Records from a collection
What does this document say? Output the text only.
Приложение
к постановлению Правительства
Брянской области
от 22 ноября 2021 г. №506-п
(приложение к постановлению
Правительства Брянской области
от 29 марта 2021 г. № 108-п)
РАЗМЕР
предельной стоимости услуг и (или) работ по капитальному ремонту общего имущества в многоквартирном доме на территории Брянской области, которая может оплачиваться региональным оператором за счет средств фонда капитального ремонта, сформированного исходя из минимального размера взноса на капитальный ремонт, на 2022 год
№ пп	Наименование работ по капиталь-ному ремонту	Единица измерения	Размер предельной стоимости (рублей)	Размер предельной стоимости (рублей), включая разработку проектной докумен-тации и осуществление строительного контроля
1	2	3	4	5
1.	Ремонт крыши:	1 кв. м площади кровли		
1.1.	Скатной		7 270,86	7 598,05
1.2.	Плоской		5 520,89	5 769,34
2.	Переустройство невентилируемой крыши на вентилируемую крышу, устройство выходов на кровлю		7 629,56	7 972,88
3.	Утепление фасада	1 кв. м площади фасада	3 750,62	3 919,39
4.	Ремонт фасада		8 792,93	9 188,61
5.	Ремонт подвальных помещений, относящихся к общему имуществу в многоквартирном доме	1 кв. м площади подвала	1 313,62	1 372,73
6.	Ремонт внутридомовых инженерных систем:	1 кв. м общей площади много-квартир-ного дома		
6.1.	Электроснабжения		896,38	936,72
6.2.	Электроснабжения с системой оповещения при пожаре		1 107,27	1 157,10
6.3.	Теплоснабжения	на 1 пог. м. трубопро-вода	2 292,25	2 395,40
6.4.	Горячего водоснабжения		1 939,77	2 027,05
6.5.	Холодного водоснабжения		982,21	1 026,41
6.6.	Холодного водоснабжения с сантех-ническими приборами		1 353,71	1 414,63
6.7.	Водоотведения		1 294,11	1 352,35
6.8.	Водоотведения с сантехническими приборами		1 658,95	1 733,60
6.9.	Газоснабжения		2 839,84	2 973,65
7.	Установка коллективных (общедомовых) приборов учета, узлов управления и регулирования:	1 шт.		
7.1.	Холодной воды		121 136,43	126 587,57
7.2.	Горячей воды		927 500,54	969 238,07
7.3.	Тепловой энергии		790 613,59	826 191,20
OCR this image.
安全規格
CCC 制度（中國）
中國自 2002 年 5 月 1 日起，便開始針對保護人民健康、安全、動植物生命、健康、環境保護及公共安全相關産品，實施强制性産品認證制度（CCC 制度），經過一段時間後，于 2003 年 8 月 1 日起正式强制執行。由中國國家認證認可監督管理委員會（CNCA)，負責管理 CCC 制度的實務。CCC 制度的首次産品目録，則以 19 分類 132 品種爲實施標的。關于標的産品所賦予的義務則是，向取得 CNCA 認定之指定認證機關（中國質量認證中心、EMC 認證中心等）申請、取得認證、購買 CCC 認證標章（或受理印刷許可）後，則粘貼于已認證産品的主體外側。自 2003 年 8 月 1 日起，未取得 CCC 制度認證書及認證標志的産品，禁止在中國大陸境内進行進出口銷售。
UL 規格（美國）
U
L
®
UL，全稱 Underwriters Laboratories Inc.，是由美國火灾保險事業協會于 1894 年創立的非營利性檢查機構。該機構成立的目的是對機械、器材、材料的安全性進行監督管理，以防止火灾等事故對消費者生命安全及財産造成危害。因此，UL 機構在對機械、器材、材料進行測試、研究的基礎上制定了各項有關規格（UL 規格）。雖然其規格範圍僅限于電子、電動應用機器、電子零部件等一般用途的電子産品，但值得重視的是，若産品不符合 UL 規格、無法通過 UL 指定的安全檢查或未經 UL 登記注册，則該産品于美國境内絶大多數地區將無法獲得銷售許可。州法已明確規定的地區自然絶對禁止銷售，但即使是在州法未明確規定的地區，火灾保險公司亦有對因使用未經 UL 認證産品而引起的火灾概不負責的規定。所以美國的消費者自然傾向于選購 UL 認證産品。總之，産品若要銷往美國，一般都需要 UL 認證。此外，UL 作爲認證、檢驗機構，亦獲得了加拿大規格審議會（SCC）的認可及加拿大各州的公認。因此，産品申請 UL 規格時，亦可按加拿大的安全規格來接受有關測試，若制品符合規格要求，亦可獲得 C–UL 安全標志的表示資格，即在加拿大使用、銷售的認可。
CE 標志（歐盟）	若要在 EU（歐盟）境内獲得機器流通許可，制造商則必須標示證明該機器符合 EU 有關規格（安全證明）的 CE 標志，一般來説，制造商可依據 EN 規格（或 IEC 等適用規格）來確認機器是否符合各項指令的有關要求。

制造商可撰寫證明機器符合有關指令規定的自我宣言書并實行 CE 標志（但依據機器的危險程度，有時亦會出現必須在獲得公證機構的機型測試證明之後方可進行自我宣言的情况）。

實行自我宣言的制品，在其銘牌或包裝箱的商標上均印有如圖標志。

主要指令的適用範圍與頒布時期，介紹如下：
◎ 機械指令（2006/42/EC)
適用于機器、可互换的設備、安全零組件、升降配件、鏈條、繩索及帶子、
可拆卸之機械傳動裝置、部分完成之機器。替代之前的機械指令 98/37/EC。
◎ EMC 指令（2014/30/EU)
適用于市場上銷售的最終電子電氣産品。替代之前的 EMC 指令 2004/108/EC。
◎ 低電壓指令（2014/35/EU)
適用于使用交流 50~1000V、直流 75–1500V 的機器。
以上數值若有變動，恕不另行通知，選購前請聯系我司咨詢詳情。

§ Your goal
Extract each line from the listing above, please, and repeat it exactly.

§ Output for this exercise
What does this document say? Output the text only.
Приложение
к постановлению Правительства
Брянской области
от 22 ноября 2021 г. №506-п
(приложение к постановлению
Правительства Брянской области
от 29 марта 2021 г. № 108-п)
РАЗМЕР
предельной стоимости услуг и (или) работ по капитальному ремонту общего имущества в многоквартирном доме на территории Брянской области, которая может оплачиваться региональным оператором за счет средств фонда капитального ремонта, сформированного исходя из минимального размера взноса на капитальный ремонт, на 2022 год
№ пп	Наименование работ по капиталь-ному ремонту	Единица измерения	Размер предельной стоимости (рублей)	Размер предельной стоимости (рублей), включая разработку проектной докумен-тации и осуществление строительного контроля
1	2	3	4	5
1.	Ремонт крыши:	1 кв. м площади кровли		
1.1.	Скатной		7 270,86	7 598,05
1.2.	Плоской		5 520,89	5 769,34
2.	Переустройство невентилируемой крыши на вентилируемую крышу, устройство выходов на кровлю		7 629,56	7 972,88
3.	Утепление фасада	1 кв. м площади фасада	3 750,62	3 919,39
4.	Ремонт фасада		8 792,93	9 188,61
5.	Ремонт подвальных помещений, относящихся к общему имуществу в многоквартирном доме	1 кв. м площади подвала	1 313,62	1 372,73
6.	Ремонт внутридомовых инженерных систем:	1 кв. м общей площади много-квартир-ного дома		
6.1.	Электроснабжения		896,38	936,72
6.2.	Электроснабжения с системой оповещения при пожаре		1 107,27	1 157,10
6.3.	Теплоснабжения	на 1 пог. м. трубопро-вода	2 292,25	2 395,40
6.4.	Горячего водоснабжения		1 939,77	2 027,05
6.5.	Холодного водоснабжения		982,21	1 026,41
6.6.	Холодного водоснабжения с сантех-ническими приборами		1 353,71	1 414,63
6.7.	Водоотведения		1 294,11	1 352,35
6.8.	Водоотведения с сантехническими приборами		1 658,95	1 733,60
6.9.	Газоснабжения		2 839,84	2 973,65
7.	Установка коллективных (общедомовых) приборов учета, узлов управления и регулирования:	1 шт.		
7.1.	Холодной воды		121 136,43	126 587,57
7.2.	Горячей воды		927 500,54	969 238,07
7.3.	Тепловой энергии		790 613,59	826 191,20
OCR this image.
安全規格
CCC 制度（中國）
中國自 2002 年 5 月 1 日起，便開始針對保護人民健康、安全、動植物生命、健康、環境保護及公共安全相關産品，實施强制性産品認證制度（CCC 制度），經過一段時間後，于 2003 年 8 月 1 日起正式强制執行。由中國國家認證認可監督管理委員會（CNCA)，負責管理 CCC 制度的實務。CCC 制度的首次産品目録，則以 19 分類 132 品種爲實施標的。關于標的産品所賦予的義務則是，向取得 CNCA 認定之指定認證機關（中國質量認證中心、EMC 認證中心等）申請、取得認證、購買 CCC 認證標章（或受理印刷許可）後，則粘貼于已認證産品的主體外側。自 2003 年 8 月 1 日起，未取得 CCC 制度認證書及認證標志的産品，禁止在中國大陸境内進行進出口銷售。
UL 規格（美國）
U
L
®
UL，全稱 Underwriters Laboratories Inc.，是由美國火灾保險事業協會于 1894 年創立的非營利性檢查機構。該機構成立的目的是對機械、器材、材料的安全性進行監督管理，以防止火灾等事故對消費者生命安全及財産造成危害。因此，UL 機構在對機械、器材、材料進行測試、研究的基礎上制定了各項有關規格（UL 規格）。雖然其規格範圍僅限于電子、電動應用機器、電子零部件等一般用途的電子産品，但值得重視的是，若産品不符合 UL 規格、無法通過 UL 指定的安全檢查或未經 UL 登記注册，則該産品于美國境内絶大多數地區將無法獲得銷售許可。州法已明確規定的地區自然絶對禁止銷售，但即使是在州法未明確規定的地區，火灾保險公司亦有對因使用未經 UL 認證産品而引起的火灾概不負責的規定。所以美國的消費者自然傾向于選購 UL 認證産品。總之，産品若要銷往美國，一般都需要 UL 認證。此外，UL 作爲認證、檢驗機構，亦獲得了加拿大規格審議會（SCC）的認可及加拿大各州的公認。因此，産品申請 UL 規格時，亦可按加拿大的安全規格來接受有關測試，若制品符合規格要求，亦可獲得 C–UL 安全標志的表示資格，即在加拿大使用、銷售的認可。
CE 標志（歐盟）	若要在 EU（歐盟）境内獲得機器流通許可，制造商則必須標示證明該機器符合 EU 有關規格（安全證明）的 CE 標志，一般來説，制造商可依據 EN 規格（或 IEC 等適用規格）來確認機器是否符合各項指令的有關要求。

制造商可撰寫證明機器符合有關指令規定的自我宣言書并實行 CE 標志（但依據機器的危險程度，有時亦會出現必須在獲得公證機構的機型測試證明之後方可進行自我宣言的情况）。

實行自我宣言的制品，在其銘牌或包裝箱的商標上均印有如圖標志。

主要指令的適用範圍與頒布時期，介紹如下：
◎ 機械指令（2006/42/EC)
適用于機器、可互换的設備、安全零組件、升降配件、鏈條、繩索及帶子、
可拆卸之機械傳動裝置、部分完成之機器。替代之前的機械指令 98/37/EC。
◎ EMC 指令（2014/30/EU)
適用于市場上銷售的最終電子電氣産品。替代之前的 EMC 指令 2004/108/EC。
◎ 低電壓指令（2014/35/EU)
適用于使用交流 50~1000V、直流 75–1500V 的機器。
以上數值若有變動，恕不另行通知，選購前請聯系我司咨詢詳情。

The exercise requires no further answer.